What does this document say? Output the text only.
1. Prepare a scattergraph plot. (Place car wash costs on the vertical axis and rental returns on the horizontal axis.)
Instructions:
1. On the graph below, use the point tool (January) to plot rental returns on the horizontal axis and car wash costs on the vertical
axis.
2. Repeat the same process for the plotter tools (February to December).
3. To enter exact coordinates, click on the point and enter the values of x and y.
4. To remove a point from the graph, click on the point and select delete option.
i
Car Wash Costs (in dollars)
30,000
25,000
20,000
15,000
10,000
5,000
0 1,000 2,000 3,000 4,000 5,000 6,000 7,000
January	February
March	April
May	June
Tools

DIRECTIVE. Identify and copy lines that hold the string "click".

RESULT.
3. To enter exact coordinates, click on the point and enter the values of x and y.
4. To remove a point from the graph, click on the point and select delete option.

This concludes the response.